● **ENTRIES PROVIDED**
-- Opening Marker --

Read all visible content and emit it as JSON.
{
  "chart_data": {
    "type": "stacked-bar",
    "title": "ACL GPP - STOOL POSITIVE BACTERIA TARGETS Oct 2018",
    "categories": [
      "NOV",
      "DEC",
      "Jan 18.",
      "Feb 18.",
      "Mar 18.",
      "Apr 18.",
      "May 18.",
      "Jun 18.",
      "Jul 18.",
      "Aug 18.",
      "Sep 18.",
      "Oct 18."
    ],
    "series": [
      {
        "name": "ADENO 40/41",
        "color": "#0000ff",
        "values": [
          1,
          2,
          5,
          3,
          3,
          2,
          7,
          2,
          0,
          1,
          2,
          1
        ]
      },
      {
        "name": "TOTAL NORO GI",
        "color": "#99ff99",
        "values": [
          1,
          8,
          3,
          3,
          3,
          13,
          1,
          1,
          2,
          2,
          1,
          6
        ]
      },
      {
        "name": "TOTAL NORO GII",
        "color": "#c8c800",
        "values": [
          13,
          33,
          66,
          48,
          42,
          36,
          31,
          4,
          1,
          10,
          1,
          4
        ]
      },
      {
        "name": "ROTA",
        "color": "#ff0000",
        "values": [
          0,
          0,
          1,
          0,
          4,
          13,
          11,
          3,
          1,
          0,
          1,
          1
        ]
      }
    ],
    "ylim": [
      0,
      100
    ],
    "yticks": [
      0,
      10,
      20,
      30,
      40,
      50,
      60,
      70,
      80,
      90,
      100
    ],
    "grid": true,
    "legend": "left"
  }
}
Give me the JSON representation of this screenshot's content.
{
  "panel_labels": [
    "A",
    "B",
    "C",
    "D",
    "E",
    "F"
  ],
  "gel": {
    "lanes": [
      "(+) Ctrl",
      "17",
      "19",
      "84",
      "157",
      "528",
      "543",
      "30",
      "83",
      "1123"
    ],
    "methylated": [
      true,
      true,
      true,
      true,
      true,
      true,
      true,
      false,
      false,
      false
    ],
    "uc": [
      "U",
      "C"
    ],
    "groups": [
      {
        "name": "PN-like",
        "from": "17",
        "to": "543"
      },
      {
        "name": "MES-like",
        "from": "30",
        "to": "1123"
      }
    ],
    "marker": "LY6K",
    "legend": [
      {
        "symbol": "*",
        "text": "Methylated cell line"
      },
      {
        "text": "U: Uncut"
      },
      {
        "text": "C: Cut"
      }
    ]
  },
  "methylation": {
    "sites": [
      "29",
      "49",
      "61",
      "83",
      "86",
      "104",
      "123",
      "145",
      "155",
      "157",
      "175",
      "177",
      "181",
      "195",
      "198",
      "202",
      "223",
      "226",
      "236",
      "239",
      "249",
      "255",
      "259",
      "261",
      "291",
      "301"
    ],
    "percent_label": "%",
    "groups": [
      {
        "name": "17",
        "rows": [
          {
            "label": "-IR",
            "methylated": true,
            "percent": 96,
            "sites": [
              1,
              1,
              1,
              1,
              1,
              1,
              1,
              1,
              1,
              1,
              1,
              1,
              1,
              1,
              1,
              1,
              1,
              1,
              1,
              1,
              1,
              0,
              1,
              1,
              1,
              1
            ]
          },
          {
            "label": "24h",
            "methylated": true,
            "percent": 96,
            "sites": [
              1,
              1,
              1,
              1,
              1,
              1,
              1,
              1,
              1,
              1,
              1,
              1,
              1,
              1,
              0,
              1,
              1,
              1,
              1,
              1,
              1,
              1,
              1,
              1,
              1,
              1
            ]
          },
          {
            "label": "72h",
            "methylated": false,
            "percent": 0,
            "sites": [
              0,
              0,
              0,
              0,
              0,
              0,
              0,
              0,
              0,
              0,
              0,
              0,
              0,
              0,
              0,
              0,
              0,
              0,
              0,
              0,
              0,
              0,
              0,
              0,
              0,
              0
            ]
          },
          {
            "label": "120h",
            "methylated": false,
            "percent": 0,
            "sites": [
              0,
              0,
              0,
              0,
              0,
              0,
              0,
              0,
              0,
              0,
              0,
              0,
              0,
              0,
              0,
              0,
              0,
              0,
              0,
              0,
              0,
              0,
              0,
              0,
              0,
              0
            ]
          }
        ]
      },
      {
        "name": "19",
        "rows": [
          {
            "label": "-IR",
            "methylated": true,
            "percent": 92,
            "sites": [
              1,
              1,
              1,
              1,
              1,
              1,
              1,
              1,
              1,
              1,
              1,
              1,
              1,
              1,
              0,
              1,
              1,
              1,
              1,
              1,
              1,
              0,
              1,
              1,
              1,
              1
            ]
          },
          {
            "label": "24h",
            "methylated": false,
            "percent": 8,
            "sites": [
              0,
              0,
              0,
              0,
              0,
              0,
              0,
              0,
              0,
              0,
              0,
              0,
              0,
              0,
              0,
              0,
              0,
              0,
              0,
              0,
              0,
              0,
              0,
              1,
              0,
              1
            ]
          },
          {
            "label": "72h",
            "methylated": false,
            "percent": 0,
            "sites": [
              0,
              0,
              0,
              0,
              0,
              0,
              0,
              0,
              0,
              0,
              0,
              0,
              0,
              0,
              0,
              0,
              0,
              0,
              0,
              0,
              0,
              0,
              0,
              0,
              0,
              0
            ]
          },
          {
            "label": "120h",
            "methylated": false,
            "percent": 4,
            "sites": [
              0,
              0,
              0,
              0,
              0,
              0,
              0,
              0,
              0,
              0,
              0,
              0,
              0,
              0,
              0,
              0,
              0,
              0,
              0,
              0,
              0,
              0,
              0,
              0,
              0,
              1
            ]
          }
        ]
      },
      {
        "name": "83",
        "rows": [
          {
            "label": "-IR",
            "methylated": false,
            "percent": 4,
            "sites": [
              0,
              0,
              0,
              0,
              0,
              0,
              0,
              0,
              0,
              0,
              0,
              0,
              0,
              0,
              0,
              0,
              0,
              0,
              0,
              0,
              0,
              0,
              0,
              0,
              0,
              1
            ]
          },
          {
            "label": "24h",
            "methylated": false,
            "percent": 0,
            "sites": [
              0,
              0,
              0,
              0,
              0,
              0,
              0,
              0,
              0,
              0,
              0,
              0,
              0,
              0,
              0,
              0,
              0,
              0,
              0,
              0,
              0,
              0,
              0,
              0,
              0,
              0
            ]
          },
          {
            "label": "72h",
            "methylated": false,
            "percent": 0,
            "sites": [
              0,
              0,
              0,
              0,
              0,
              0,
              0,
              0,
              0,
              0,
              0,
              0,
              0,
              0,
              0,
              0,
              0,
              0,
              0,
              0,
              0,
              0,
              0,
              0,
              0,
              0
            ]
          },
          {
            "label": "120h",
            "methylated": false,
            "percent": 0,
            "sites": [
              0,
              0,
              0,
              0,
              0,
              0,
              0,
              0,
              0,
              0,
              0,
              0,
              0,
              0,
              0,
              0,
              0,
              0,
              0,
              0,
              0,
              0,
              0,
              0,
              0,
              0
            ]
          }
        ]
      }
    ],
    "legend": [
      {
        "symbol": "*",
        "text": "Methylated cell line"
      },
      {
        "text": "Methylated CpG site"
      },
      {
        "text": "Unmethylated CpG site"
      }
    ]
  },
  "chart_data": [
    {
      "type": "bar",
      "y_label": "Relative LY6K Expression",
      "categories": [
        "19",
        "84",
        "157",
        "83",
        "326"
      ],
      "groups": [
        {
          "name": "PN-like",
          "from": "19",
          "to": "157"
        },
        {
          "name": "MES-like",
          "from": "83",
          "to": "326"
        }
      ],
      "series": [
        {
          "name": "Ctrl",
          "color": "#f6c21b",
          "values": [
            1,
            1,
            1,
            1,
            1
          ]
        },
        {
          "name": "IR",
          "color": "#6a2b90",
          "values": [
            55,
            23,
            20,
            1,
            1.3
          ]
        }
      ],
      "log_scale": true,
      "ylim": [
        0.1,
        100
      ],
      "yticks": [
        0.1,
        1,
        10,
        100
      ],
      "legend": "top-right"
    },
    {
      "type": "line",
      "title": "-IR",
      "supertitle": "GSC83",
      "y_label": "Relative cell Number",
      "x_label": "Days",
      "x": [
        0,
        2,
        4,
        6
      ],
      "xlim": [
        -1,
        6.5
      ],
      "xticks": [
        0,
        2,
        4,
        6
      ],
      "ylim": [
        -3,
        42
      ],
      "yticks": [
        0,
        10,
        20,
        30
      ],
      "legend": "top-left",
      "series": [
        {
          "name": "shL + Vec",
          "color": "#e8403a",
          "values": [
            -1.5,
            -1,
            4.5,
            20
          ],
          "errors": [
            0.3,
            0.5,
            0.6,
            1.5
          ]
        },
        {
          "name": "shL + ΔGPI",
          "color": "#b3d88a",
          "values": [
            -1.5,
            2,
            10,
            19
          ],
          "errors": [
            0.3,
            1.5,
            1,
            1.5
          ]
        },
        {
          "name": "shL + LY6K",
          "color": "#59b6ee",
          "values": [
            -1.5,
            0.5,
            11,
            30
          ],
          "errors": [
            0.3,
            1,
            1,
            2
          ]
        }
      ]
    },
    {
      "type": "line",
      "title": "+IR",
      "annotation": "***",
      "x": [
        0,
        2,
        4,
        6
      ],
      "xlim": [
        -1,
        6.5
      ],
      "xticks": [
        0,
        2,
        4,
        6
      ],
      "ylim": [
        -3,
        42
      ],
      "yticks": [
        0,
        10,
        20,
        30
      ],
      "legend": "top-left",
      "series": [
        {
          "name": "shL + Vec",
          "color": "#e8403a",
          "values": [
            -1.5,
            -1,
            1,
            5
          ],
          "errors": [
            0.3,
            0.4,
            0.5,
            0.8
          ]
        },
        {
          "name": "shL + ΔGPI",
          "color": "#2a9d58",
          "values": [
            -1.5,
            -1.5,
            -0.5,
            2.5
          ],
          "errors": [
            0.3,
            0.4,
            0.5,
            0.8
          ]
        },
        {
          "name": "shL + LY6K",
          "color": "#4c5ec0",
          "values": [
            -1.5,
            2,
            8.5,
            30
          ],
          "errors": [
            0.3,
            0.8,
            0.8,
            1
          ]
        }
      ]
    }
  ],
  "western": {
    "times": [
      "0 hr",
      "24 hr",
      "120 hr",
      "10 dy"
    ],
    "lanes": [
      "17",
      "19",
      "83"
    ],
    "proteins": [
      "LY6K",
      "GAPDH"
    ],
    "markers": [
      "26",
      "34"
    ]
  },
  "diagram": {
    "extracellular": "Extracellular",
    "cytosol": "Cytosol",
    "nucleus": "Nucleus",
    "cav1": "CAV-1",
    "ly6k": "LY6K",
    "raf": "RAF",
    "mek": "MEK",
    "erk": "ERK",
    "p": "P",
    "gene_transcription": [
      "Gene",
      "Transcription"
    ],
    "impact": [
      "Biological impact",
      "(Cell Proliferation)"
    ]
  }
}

-- Closing Marker --

What is the number of lines in the data that hold the word "NORO"? Reply with that number and nothing else.

2